Find the string "data" in the records. Copy every line it appears in.

○ ○ ○ ○ ○

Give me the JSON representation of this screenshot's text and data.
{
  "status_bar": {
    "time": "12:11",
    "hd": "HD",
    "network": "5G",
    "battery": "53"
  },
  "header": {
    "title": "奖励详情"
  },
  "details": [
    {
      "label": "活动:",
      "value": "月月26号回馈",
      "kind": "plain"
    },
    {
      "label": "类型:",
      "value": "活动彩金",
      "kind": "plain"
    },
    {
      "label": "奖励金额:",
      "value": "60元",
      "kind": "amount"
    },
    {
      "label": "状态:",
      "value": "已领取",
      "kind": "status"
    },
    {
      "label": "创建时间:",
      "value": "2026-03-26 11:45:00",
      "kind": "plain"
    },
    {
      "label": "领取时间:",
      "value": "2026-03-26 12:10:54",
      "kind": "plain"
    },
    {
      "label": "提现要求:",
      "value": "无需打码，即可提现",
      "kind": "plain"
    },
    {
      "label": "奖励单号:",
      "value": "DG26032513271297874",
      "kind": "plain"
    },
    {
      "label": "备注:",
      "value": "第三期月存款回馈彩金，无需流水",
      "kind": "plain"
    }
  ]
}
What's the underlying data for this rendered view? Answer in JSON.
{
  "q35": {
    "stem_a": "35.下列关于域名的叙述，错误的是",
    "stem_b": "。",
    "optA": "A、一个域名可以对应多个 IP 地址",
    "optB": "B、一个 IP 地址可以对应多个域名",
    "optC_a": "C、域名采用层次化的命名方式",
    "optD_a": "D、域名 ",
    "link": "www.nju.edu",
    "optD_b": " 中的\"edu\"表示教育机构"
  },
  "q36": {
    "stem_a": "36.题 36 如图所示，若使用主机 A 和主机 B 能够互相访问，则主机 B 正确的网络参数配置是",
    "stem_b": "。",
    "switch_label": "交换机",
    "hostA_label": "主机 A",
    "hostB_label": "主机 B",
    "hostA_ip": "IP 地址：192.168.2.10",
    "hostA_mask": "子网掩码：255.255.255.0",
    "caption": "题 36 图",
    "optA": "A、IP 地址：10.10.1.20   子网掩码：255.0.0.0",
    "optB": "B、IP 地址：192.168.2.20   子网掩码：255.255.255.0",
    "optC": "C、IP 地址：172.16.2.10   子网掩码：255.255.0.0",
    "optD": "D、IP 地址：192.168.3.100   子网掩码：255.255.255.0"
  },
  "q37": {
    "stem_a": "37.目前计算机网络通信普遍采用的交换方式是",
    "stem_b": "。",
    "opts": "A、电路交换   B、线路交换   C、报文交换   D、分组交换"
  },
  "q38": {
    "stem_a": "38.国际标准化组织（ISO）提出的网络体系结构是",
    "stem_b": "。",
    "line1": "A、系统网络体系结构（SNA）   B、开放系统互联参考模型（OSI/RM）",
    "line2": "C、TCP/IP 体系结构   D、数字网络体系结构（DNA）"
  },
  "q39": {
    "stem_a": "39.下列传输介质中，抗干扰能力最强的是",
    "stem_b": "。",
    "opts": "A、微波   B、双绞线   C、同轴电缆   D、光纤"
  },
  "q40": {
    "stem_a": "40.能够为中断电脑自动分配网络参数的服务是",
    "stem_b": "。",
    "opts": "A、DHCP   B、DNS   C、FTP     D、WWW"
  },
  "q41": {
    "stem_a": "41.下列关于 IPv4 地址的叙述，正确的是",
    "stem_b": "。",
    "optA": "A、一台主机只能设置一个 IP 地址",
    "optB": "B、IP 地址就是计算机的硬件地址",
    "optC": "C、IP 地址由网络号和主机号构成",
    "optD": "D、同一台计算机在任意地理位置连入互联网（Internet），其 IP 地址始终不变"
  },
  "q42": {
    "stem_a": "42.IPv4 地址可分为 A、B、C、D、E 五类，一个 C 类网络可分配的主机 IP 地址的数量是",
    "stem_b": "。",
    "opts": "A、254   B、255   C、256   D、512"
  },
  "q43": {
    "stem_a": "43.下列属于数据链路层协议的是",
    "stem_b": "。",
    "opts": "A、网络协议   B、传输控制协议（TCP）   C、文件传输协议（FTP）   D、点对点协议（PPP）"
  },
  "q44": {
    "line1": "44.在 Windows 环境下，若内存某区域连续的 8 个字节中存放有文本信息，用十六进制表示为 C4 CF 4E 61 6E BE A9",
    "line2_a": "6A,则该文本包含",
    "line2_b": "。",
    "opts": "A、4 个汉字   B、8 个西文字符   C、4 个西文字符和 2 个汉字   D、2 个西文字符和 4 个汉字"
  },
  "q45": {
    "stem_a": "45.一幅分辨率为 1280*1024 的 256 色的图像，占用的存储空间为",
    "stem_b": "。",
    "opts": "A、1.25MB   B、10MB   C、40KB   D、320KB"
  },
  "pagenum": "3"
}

○ ○ ○ ○ ○

# [RIGHT ANSWER]
Give me the JSON representation of this screenshot's text and data.
What's the underlying data for this rendered view? Answer in JSON.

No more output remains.